(Stored items)
— Begin —
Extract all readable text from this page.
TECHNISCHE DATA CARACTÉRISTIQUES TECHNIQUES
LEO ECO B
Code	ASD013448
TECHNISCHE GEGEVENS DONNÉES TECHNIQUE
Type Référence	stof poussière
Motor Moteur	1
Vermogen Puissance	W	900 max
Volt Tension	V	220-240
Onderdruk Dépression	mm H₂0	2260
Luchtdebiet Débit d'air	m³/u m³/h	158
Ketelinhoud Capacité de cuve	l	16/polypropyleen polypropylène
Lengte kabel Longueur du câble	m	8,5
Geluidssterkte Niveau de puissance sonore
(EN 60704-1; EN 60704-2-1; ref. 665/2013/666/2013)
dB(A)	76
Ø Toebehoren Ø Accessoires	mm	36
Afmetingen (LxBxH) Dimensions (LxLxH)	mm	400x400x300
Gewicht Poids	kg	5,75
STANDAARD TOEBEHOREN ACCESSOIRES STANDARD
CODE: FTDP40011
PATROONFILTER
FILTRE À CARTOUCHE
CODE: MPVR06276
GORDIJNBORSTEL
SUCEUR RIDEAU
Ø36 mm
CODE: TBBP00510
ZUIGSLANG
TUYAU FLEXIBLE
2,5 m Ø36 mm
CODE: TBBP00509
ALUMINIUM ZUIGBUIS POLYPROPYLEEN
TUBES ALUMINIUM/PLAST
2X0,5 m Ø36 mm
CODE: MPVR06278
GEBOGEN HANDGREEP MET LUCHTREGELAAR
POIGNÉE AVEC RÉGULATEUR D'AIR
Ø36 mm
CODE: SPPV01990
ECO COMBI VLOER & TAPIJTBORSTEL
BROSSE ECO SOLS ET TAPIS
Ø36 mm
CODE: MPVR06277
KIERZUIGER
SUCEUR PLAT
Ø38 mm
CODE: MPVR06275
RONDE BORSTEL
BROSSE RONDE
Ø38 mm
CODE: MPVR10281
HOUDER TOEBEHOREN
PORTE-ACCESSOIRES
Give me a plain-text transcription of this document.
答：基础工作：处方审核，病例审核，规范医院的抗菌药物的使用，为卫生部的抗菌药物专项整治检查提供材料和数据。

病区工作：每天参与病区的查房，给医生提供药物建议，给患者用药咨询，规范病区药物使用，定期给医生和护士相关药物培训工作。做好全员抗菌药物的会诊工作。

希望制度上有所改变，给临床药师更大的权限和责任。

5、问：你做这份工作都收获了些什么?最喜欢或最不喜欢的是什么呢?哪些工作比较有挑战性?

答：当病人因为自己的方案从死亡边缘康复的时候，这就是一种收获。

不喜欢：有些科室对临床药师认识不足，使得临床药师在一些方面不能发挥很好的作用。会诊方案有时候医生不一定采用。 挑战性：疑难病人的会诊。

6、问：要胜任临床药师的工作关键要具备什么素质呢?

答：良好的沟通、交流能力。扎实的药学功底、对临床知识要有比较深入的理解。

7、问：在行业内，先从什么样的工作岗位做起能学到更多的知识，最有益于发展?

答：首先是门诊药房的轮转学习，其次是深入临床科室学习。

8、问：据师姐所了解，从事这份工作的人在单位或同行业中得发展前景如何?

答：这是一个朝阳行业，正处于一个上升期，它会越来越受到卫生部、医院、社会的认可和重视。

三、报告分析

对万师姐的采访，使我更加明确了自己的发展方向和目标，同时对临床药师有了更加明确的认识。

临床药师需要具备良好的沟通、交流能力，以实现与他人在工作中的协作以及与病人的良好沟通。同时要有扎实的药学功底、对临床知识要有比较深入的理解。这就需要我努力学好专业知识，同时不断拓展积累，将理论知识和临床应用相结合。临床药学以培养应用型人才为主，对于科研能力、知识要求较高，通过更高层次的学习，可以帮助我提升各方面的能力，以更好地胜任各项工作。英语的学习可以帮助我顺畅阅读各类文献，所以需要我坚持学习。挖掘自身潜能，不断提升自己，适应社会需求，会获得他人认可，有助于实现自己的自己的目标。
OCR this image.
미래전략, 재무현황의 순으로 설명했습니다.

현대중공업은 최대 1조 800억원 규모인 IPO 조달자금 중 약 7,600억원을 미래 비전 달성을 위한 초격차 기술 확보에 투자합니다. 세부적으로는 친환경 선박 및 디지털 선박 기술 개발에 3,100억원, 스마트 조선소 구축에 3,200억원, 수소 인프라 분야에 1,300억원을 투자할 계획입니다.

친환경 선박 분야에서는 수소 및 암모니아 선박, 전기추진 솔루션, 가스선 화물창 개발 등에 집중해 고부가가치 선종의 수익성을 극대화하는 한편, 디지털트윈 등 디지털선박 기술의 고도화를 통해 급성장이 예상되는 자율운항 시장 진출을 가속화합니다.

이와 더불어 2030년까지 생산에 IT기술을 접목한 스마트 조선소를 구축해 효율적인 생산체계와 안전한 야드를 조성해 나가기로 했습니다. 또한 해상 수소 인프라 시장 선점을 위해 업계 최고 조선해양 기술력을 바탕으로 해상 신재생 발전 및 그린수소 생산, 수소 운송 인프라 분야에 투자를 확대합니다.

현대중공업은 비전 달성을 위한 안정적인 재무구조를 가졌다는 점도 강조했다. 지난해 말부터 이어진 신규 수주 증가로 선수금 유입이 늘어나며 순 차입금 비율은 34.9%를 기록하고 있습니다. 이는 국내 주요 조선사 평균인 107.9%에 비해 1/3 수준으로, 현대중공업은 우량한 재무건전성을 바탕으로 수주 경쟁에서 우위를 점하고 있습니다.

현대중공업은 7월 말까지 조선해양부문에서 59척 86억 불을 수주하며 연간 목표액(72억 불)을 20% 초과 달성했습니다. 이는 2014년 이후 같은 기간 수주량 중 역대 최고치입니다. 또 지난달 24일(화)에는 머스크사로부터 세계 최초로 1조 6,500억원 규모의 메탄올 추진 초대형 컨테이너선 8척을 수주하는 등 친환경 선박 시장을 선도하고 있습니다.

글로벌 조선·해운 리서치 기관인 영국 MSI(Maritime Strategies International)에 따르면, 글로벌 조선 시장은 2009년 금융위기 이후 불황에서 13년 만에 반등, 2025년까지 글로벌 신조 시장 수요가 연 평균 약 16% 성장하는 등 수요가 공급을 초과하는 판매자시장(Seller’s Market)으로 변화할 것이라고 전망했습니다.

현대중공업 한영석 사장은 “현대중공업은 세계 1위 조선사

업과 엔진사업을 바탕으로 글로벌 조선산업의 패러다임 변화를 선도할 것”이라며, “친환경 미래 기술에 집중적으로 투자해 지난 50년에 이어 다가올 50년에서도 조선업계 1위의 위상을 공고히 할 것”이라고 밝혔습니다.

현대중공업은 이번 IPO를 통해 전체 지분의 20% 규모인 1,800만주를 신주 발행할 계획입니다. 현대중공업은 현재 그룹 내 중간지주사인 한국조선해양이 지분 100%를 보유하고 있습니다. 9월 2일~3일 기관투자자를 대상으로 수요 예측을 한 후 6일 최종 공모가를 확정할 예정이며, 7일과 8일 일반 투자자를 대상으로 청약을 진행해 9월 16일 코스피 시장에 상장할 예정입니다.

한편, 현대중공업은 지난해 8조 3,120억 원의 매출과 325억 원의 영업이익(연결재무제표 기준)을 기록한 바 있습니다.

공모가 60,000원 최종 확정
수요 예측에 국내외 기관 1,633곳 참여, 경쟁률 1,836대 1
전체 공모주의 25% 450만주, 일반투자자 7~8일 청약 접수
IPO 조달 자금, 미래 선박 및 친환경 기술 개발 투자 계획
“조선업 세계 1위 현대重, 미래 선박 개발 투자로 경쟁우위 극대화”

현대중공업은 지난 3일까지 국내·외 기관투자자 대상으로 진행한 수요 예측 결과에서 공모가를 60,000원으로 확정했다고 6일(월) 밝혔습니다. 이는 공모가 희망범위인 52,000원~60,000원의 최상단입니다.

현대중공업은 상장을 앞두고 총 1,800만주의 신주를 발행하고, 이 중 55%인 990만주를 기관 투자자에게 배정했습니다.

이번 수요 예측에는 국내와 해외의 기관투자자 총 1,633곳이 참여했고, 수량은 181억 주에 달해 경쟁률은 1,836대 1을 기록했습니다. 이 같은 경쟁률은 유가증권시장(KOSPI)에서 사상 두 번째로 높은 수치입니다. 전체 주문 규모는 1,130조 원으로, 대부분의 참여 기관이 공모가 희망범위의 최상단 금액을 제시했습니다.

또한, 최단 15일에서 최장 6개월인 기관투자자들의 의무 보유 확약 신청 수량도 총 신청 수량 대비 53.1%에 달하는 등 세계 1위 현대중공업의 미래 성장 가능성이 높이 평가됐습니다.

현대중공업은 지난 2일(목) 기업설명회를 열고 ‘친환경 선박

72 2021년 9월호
— End —
Stated goal » Your task is to pick out every line with the string "ALUMINIUM" and copy it.

Written solution »
ALUMINIUM ZUIGBUIS POLYPROPYLEEN
TUBES ALUMINIUM/PLAST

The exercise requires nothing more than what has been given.